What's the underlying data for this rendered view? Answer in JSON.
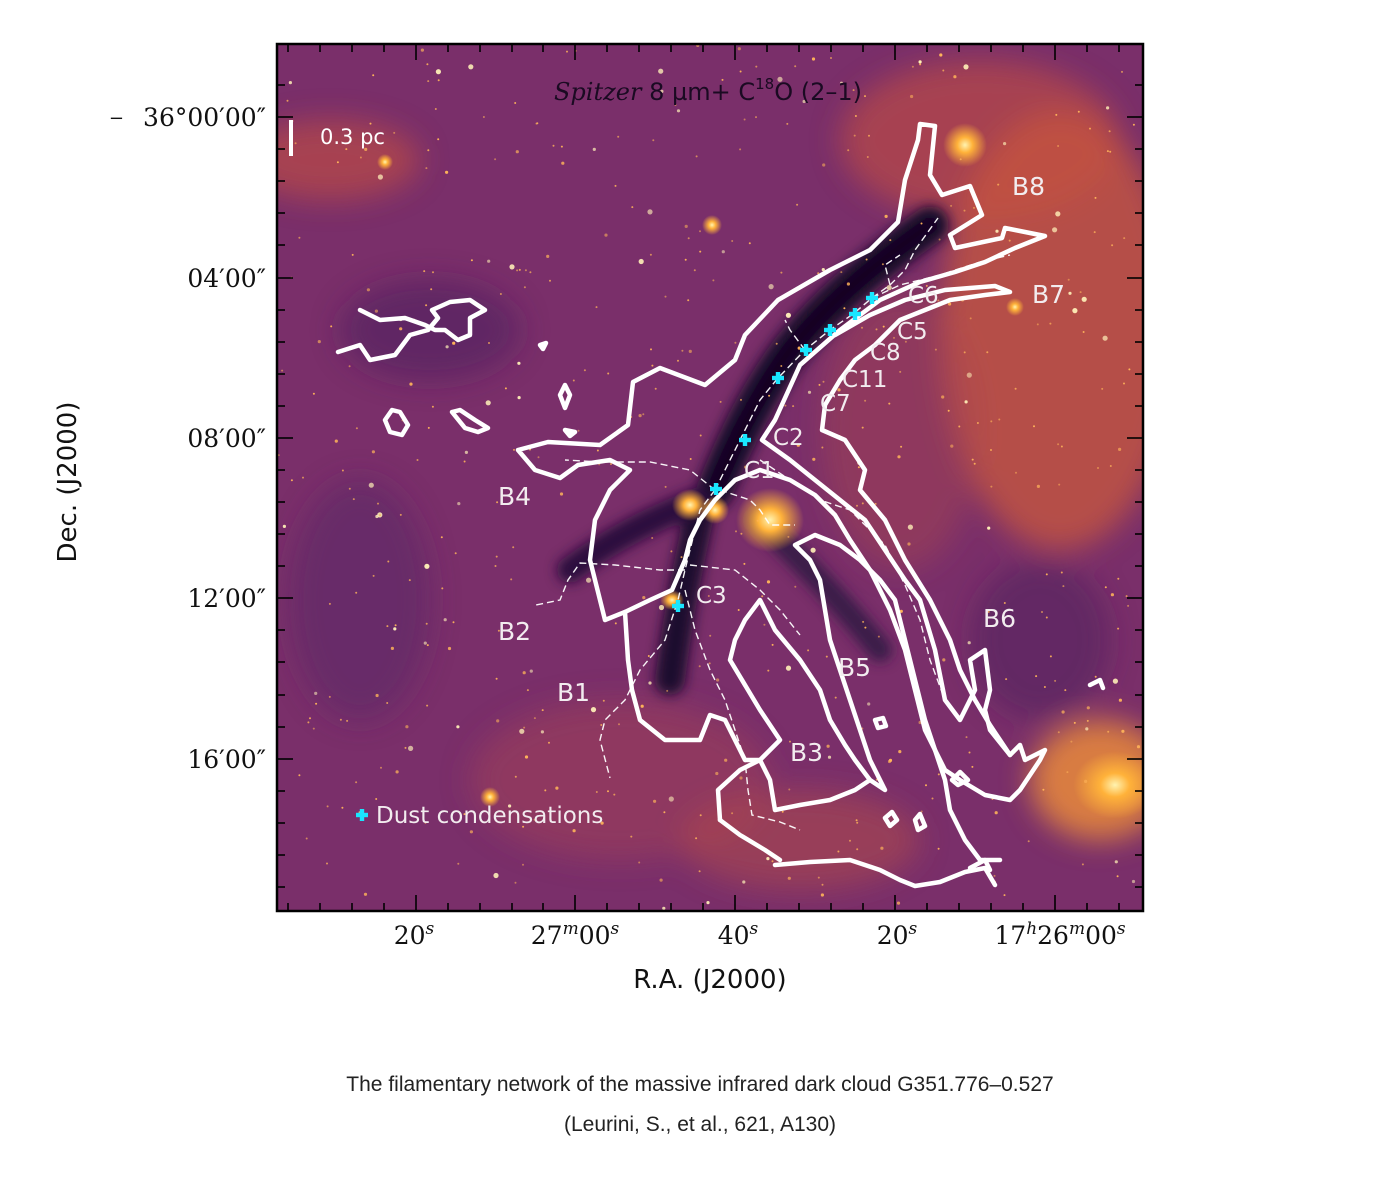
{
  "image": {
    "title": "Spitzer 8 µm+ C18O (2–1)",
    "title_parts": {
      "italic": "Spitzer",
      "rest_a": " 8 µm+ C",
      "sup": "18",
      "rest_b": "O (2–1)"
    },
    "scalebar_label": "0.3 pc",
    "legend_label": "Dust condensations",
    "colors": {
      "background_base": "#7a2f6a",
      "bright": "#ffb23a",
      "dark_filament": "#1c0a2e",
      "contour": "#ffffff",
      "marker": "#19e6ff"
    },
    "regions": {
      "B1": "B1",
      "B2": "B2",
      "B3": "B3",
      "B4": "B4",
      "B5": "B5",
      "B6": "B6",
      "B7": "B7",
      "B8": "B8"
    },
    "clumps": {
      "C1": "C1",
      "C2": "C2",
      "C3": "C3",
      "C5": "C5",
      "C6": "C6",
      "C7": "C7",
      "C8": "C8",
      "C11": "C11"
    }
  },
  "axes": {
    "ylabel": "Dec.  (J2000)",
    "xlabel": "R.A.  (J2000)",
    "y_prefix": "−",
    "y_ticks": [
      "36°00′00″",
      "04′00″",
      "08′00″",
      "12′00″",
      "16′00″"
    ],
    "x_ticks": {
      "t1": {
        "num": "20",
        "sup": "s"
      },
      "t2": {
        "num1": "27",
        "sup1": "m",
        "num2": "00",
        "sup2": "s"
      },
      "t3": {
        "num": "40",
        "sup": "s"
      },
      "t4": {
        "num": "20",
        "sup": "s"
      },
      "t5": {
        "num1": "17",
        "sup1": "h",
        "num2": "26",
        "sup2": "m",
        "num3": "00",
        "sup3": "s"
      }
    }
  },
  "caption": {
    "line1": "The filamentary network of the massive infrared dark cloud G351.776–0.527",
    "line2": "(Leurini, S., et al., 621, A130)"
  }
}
--
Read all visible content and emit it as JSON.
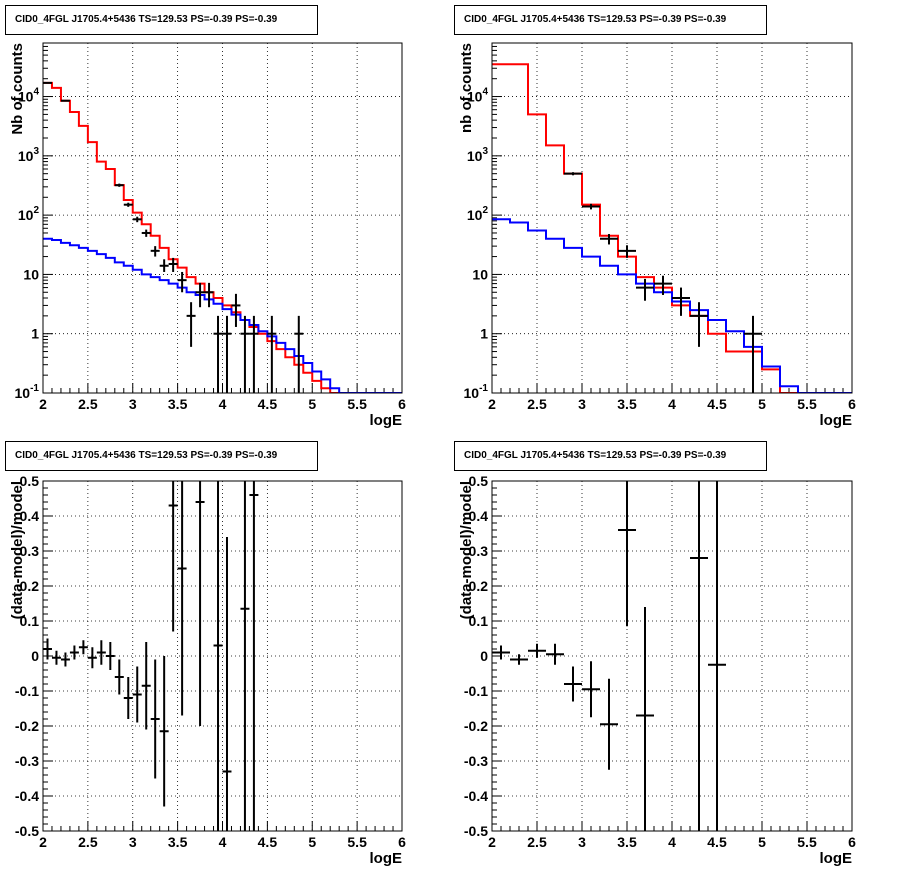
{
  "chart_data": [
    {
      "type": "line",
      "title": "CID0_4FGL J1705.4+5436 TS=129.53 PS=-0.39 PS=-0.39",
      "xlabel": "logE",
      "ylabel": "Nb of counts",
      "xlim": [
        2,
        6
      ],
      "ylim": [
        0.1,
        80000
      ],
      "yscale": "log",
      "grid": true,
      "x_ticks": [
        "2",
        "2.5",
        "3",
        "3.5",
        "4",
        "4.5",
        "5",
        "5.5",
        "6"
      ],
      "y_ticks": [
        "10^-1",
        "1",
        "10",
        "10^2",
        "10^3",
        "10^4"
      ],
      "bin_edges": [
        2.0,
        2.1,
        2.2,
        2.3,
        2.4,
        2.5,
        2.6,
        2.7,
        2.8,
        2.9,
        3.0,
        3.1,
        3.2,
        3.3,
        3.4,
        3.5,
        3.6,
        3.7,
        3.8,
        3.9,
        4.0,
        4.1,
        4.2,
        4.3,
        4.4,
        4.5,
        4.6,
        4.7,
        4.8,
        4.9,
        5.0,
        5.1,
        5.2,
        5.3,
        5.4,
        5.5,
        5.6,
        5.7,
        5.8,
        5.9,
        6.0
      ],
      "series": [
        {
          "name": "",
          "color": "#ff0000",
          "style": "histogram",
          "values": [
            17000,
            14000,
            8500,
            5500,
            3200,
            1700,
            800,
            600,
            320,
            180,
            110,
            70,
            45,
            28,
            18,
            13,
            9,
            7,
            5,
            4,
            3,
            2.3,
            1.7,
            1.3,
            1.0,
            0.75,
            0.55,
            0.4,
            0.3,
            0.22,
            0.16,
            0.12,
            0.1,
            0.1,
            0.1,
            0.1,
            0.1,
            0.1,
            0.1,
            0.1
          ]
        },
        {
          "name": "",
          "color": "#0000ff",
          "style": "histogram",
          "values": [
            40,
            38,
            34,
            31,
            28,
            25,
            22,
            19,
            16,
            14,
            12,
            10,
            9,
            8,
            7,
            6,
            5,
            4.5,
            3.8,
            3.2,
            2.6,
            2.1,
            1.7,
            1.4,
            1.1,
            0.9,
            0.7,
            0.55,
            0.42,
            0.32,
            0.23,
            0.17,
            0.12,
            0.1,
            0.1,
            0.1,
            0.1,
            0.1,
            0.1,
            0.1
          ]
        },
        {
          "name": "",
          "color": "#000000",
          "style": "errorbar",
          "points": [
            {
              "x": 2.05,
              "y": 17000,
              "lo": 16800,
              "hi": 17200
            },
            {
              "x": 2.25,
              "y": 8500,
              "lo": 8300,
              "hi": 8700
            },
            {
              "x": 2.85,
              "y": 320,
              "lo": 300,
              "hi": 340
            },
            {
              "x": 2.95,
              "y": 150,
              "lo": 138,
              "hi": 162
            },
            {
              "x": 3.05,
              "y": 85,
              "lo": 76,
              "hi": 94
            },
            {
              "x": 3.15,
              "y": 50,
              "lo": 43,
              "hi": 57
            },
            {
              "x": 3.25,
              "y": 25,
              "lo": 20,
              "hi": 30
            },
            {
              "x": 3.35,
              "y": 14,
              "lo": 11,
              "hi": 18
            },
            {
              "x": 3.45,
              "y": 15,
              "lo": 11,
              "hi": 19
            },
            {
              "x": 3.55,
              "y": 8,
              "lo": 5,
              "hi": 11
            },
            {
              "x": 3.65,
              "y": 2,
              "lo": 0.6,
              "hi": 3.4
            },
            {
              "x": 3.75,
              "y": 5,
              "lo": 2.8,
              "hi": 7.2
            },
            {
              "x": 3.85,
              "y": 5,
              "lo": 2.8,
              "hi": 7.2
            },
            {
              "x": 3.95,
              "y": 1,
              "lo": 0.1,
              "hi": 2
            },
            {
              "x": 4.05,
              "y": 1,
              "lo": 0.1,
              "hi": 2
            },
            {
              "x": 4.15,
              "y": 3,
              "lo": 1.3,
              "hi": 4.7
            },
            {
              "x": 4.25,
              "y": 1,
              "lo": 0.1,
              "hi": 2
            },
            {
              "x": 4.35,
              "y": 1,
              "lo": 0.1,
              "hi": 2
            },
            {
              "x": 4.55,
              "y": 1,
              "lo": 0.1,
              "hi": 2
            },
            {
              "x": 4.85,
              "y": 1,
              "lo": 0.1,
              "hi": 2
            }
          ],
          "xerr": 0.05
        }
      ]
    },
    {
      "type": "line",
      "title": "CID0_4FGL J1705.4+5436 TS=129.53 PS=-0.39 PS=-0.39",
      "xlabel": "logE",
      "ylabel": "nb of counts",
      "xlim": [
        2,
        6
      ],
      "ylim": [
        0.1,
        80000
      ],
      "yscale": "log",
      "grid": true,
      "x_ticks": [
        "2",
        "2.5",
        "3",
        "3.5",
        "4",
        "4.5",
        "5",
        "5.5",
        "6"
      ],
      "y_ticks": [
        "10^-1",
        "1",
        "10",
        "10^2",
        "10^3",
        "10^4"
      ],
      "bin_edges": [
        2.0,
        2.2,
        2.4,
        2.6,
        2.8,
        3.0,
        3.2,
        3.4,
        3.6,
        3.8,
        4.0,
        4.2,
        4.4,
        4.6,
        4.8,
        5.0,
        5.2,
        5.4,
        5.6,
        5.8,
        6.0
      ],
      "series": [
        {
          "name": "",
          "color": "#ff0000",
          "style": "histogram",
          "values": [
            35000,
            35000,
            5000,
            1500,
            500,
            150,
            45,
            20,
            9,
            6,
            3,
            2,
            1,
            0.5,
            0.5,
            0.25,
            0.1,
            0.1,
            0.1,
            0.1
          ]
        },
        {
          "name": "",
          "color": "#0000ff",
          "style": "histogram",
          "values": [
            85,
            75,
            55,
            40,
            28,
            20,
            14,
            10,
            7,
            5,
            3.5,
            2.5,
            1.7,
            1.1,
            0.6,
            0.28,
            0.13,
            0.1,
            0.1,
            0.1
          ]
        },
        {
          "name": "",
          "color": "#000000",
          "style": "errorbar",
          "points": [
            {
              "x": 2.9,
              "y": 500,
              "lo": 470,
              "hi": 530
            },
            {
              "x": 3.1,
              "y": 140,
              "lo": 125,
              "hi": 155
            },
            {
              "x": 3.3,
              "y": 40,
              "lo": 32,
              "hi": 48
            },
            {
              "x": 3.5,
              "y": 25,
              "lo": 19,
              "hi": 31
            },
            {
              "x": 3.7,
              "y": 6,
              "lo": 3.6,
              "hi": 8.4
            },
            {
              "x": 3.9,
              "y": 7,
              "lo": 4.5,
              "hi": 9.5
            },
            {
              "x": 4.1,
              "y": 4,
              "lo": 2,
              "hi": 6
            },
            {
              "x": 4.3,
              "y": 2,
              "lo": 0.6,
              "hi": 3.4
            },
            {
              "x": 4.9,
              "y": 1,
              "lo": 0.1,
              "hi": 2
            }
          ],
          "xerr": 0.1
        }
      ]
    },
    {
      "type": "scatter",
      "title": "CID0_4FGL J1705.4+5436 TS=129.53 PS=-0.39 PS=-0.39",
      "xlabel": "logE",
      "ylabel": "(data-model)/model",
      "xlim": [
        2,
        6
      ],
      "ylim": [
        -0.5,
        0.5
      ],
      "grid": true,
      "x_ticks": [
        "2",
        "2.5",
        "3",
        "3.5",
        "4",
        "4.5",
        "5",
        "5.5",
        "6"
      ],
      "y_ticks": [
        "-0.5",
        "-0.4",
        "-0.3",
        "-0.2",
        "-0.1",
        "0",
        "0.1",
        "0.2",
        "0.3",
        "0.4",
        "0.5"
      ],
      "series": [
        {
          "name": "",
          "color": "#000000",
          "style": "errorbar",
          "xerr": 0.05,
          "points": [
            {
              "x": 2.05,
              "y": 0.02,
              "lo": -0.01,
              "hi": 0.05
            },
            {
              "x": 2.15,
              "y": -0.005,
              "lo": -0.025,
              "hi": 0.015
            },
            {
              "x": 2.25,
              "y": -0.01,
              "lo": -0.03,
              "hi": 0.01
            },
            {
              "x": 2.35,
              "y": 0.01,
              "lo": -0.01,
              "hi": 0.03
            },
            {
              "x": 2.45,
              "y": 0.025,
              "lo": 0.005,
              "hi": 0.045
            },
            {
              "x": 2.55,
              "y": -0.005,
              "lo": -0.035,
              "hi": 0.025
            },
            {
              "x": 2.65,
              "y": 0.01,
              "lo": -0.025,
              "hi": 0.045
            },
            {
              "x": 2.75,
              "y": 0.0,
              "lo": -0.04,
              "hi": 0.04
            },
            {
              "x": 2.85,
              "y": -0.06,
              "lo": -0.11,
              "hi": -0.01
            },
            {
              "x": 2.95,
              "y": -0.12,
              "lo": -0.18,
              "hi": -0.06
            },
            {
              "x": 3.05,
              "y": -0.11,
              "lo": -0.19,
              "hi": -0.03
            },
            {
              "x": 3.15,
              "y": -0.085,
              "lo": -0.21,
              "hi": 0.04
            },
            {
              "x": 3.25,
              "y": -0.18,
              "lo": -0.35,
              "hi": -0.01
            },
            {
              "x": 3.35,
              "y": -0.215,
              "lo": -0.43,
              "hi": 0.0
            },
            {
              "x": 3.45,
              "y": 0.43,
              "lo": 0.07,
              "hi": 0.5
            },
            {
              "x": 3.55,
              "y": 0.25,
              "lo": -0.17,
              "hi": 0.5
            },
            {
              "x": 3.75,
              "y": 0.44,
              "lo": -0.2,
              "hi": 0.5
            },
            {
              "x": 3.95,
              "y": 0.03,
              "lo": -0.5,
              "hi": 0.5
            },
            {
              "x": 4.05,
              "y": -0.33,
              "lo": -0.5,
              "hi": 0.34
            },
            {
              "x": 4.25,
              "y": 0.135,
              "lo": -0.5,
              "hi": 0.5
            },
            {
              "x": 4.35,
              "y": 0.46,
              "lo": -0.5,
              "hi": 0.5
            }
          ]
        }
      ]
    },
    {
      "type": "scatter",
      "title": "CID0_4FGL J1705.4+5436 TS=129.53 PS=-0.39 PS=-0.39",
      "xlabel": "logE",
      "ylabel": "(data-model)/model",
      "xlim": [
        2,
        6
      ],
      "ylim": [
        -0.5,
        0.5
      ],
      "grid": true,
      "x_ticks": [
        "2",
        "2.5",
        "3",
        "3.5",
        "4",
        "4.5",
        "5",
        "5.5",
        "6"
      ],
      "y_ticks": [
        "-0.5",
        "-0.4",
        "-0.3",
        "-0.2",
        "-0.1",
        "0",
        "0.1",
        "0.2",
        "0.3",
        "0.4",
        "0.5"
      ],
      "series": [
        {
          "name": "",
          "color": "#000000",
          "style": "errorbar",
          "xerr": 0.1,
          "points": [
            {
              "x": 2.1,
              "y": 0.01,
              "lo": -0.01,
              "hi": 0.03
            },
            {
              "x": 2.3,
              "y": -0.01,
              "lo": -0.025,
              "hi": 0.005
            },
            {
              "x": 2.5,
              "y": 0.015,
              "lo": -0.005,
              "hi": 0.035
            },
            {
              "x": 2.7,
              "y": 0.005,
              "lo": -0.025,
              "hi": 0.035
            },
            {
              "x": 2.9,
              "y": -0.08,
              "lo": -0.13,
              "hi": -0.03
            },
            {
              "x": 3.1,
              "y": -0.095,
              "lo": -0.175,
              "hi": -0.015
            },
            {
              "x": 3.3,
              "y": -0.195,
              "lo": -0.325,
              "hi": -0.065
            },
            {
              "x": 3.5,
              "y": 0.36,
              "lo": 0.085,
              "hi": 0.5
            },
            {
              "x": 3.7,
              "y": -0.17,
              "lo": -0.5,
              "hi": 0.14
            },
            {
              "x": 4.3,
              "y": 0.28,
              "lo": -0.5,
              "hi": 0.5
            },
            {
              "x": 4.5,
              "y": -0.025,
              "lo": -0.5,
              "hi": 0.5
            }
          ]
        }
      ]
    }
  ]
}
---
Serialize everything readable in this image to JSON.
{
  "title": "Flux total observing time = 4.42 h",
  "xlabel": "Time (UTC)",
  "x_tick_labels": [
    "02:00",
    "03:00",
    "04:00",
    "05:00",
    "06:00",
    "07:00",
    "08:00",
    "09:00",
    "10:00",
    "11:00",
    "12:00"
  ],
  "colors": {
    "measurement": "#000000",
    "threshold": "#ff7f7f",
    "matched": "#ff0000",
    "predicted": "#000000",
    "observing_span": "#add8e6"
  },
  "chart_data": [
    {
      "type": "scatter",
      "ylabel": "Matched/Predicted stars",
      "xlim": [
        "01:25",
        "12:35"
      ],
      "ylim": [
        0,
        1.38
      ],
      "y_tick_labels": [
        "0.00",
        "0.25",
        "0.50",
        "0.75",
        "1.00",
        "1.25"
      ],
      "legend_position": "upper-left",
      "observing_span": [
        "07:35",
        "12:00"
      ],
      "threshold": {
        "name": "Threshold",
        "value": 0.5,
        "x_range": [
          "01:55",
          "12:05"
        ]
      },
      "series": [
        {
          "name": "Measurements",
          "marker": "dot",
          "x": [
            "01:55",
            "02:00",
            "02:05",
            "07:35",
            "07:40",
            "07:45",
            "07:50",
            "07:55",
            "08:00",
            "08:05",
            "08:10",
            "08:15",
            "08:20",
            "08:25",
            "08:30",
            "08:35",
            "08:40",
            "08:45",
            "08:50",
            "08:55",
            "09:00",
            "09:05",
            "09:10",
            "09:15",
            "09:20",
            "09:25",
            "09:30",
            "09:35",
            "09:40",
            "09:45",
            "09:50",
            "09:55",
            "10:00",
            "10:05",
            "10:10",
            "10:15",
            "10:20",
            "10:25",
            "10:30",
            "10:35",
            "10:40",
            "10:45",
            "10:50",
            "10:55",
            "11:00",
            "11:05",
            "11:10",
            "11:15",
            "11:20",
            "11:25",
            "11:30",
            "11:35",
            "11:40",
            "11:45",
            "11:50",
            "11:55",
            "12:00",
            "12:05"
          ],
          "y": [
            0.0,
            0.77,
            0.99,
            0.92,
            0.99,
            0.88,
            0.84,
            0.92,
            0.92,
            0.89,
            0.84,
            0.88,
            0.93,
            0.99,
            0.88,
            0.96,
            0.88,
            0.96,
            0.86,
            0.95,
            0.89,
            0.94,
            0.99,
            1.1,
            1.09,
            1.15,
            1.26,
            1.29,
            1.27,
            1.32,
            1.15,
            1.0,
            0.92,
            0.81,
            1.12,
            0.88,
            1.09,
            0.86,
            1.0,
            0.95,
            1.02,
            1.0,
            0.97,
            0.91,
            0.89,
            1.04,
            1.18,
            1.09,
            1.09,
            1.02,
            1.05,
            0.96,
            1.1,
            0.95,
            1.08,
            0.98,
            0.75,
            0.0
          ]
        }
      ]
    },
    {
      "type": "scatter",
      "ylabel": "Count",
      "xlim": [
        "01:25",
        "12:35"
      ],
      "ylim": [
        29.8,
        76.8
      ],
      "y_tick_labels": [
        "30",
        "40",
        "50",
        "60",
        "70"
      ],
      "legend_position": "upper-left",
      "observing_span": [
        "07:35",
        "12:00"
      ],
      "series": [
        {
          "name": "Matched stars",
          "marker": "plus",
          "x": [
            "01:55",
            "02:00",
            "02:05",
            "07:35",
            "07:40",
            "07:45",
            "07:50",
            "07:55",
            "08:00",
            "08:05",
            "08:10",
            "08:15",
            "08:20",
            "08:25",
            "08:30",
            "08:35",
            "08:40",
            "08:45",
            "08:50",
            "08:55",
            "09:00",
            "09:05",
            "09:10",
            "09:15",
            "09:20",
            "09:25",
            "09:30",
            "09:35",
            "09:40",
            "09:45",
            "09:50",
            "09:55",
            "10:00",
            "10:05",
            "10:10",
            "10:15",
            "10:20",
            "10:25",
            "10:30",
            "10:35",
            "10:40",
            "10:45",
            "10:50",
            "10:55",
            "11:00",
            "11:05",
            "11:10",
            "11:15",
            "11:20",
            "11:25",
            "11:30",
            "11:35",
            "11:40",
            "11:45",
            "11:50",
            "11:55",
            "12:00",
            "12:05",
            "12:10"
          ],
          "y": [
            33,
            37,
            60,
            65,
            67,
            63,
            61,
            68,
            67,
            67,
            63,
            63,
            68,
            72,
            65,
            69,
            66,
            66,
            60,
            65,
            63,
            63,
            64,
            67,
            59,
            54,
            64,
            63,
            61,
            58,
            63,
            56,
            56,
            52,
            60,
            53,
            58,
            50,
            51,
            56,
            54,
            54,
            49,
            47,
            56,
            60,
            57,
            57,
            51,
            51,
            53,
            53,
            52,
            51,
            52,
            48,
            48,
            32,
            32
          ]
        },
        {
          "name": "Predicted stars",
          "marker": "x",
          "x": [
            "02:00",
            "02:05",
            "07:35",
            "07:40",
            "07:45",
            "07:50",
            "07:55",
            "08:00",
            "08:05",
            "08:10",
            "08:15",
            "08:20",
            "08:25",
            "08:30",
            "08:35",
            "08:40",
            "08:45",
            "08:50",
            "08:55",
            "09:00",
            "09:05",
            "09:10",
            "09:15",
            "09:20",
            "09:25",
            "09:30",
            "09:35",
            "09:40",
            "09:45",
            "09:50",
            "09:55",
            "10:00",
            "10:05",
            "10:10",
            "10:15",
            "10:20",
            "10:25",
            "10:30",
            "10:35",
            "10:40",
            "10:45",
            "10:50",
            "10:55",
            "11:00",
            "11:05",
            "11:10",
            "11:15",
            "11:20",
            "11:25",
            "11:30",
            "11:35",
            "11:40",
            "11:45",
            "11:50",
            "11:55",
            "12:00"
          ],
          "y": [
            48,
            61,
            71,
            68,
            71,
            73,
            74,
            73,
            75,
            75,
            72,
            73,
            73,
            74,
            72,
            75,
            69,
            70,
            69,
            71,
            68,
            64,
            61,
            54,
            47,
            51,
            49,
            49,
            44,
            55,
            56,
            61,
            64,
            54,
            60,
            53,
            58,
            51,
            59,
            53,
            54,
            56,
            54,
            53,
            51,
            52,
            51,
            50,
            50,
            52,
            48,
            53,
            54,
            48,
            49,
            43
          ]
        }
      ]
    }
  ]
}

Short task: Return every line above that contains the word "Spitzer".

Response below:
    "title": "Spitzer 8 µm+ C18O (2–1)",
      "italic": "Spitzer",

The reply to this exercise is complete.